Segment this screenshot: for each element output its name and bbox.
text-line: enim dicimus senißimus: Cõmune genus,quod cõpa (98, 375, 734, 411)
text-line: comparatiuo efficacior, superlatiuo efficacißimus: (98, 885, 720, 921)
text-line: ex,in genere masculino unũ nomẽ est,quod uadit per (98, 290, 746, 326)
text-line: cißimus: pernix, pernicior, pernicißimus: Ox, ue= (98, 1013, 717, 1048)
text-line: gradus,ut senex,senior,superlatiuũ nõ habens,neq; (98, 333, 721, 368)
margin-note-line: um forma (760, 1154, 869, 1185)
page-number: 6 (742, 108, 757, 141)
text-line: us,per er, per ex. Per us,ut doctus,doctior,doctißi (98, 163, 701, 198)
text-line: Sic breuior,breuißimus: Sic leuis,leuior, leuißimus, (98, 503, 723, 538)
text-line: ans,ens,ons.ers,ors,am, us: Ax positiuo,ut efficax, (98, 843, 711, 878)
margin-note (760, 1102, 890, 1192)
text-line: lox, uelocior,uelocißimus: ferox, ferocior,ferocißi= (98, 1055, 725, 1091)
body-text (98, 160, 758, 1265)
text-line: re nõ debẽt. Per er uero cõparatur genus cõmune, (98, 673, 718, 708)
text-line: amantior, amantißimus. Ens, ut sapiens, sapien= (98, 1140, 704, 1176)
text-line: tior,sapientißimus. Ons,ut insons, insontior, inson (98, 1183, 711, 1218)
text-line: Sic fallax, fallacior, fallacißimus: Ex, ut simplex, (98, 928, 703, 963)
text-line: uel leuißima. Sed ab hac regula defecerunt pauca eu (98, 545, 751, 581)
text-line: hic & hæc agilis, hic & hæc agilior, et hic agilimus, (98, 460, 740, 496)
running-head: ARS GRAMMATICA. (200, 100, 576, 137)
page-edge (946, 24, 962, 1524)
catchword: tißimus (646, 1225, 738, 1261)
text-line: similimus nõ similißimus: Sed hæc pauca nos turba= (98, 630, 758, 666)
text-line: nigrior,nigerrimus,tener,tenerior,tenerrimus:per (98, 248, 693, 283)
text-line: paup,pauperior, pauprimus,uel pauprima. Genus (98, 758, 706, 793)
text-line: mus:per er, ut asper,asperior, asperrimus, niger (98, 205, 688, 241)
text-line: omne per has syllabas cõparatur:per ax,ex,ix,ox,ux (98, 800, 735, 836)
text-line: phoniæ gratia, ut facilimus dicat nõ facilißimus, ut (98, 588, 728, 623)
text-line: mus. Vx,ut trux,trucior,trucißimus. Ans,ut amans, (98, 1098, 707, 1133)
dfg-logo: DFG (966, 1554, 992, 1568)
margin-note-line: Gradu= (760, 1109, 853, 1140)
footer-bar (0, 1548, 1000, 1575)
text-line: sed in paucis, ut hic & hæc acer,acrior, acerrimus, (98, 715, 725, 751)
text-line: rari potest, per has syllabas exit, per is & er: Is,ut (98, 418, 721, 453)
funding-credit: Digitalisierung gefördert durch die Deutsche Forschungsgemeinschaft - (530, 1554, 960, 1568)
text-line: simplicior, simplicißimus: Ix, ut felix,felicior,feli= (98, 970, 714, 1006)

--- --- ---

Task details
Set down every line of the item above word for word, changing nothing.

Reply
Segment this screenshot: for each element output its name and bbox.
text-line: enim dicimus senißimus: Cõmune genus,quod cõpa (98, 375, 734, 411)
text-line: comparatiuo efficacior, superlatiuo efficacißimus: (98, 885, 720, 921)
text-line: ex,in genere masculino unũ nomẽ est,quod uadit per (98, 290, 746, 326)
text-line: cißimus: pernix, pernicior, pernicißimus: Ox, ue= (98, 1013, 717, 1048)
text-line: gradus,ut senex,senior,superlatiuũ nõ habens,neq; (98, 333, 721, 368)
margin-note-line: um forma (760, 1154, 869, 1185)
page-number: 6 (742, 108, 757, 141)
text-line: us,per er, per ex. Per us,ut doctus,doctior,doctißi (98, 163, 701, 198)
text-line: Sic breuior,breuißimus: Sic leuis,leuior, leuißimus, (98, 503, 723, 538)
text-line: ans,ens,ons.ers,ors,am, us: Ax positiuo,ut efficax, (98, 843, 711, 878)
margin-note (760, 1102, 890, 1192)
text-line: lox, uelocior,uelocißimus: ferox, ferocior,ferocißi= (98, 1055, 725, 1091)
body-text (98, 160, 758, 1265)
text-line: re nõ debẽt. Per er uero cõparatur genus cõmune, (98, 673, 718, 708)
text-line: amantior, amantißimus. Ens, ut sapiens, sapien= (98, 1140, 704, 1176)
text-line: tior,sapientißimus. Ons,ut insons, insontior, inson (98, 1183, 711, 1218)
text-line: Sic fallax, fallacior, fallacißimus: Ex, ut simplex, (98, 928, 703, 963)
text-line: uel leuißima. Sed ab hac regula defecerunt pauca eu (98, 545, 751, 581)
text-line: hic & hæc agilis, hic & hæc agilior, et hic agilimus, (98, 460, 740, 496)
running-head: ARS GRAMMATICA. (200, 100, 576, 137)
page-edge (946, 24, 962, 1524)
catchword: tißimus (646, 1225, 738, 1261)
text-line: similimus nõ similißimus: Sed hæc pauca nos turba= (98, 630, 758, 666)
text-line: nigrior,nigerrimus,tener,tenerior,tenerrimus:per (98, 248, 693, 283)
text-line: paup,pauperior, pauprimus,uel pauprima. Genus (98, 758, 706, 793)
text-line: mus:per er, ut asper,asperior, asperrimus, niger (98, 205, 688, 241)
text-line: omne per has syllabas cõparatur:per ax,ex,ix,ox,ux (98, 800, 735, 836)
text-line: phoniæ gratia, ut facilimus dicat nõ facilißimus, ut (98, 588, 728, 623)
text-line: mus. Vx,ut trux,trucior,trucißimus. Ans,ut amans, (98, 1098, 707, 1133)
dfg-logo: DFG (966, 1554, 992, 1568)
margin-note-line: Gradu= (760, 1109, 853, 1140)
footer-bar (0, 1548, 1000, 1575)
text-line: sed in paucis, ut hic & hæc acer,acrior, acerrimus, (98, 715, 725, 751)
text-line: rari potest, per has syllabas exit, per is & er: Is,ut (98, 418, 721, 453)
funding-credit: Digitalisierung gefördert durch die Deutsche Forschungsgemeinschaft - (530, 1554, 960, 1568)
text-line: simplicior, simplicißimus: Ix, ut felix,felicior,feli= (98, 970, 714, 1006)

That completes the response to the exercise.